*WHAT THE TASK ASKS*
Scan the lines below for the string "text" and copy every one that has it.

*EXTRACTED ENTRIES*
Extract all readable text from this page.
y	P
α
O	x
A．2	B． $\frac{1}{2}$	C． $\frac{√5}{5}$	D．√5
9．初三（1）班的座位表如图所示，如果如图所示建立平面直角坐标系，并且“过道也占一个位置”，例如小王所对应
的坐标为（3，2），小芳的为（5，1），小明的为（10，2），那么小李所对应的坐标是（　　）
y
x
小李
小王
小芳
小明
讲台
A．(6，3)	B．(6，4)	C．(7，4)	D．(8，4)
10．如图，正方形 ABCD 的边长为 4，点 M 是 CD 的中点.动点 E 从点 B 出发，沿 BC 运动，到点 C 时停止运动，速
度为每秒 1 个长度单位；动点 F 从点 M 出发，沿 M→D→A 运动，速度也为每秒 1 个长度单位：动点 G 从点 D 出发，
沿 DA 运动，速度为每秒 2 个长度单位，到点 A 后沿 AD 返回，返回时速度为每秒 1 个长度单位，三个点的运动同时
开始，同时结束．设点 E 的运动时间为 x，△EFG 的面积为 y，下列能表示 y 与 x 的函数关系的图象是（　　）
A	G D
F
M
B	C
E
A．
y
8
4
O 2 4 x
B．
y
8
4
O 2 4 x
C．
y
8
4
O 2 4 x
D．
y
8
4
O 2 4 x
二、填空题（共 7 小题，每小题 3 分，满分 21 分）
--
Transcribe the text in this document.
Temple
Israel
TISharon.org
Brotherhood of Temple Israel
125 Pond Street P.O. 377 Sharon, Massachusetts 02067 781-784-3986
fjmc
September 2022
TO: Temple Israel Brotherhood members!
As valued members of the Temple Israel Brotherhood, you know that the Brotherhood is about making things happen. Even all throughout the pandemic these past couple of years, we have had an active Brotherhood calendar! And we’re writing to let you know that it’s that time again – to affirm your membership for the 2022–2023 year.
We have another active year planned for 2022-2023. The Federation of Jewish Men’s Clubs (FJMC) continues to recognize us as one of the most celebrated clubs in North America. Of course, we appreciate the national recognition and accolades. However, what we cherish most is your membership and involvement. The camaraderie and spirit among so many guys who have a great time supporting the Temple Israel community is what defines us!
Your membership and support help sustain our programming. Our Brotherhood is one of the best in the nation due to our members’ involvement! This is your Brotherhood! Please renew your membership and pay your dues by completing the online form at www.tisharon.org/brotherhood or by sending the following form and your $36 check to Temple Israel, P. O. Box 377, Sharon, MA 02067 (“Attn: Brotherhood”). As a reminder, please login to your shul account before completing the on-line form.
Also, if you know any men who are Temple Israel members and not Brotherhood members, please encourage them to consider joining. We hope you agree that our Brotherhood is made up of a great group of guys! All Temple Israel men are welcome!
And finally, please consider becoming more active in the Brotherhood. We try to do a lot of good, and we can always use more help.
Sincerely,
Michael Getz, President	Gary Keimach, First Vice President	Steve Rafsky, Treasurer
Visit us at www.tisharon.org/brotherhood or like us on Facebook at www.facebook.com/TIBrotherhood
---
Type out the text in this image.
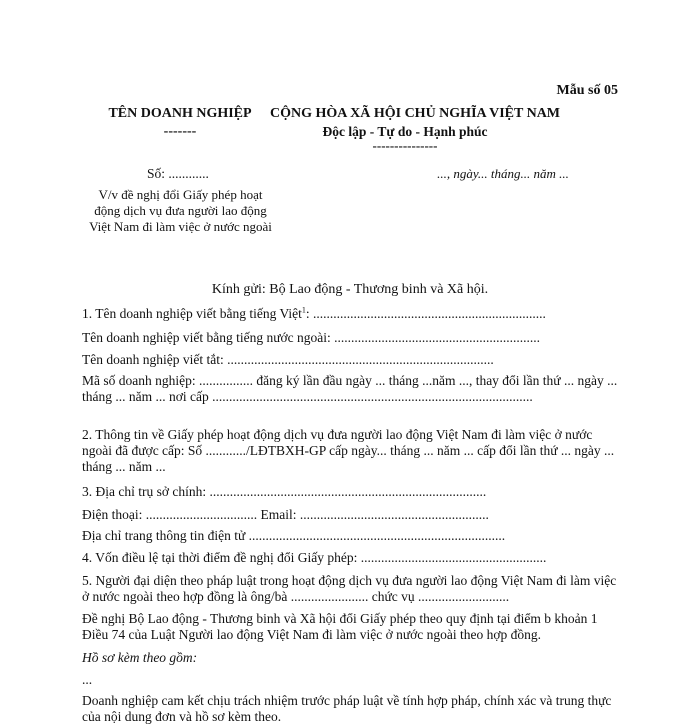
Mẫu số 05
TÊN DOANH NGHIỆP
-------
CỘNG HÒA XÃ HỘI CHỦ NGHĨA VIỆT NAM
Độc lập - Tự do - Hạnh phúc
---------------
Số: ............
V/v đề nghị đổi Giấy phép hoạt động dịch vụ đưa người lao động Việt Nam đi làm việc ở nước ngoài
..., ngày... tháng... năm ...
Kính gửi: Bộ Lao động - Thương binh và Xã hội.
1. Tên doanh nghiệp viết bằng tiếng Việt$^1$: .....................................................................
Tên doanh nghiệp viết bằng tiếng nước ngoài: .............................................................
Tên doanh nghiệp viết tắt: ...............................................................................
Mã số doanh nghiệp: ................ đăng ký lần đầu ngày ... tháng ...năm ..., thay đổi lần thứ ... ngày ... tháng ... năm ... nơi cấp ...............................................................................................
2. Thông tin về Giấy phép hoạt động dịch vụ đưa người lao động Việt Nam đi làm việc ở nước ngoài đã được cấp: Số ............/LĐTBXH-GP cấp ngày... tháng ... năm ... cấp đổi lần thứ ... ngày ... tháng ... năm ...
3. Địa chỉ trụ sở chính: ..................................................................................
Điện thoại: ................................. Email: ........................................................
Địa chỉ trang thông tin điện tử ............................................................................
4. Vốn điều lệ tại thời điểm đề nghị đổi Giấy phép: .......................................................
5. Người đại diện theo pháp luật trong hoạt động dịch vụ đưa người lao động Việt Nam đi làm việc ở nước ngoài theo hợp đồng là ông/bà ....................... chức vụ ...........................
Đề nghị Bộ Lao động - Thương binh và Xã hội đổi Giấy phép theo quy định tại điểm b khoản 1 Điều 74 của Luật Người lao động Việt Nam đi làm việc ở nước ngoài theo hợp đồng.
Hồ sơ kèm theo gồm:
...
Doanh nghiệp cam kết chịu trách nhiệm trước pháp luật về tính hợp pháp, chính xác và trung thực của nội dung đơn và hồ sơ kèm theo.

*FINISHED ANSWER*
Extract all readable text from this page.
Transcribe the text in this document.
Type out the text in this image.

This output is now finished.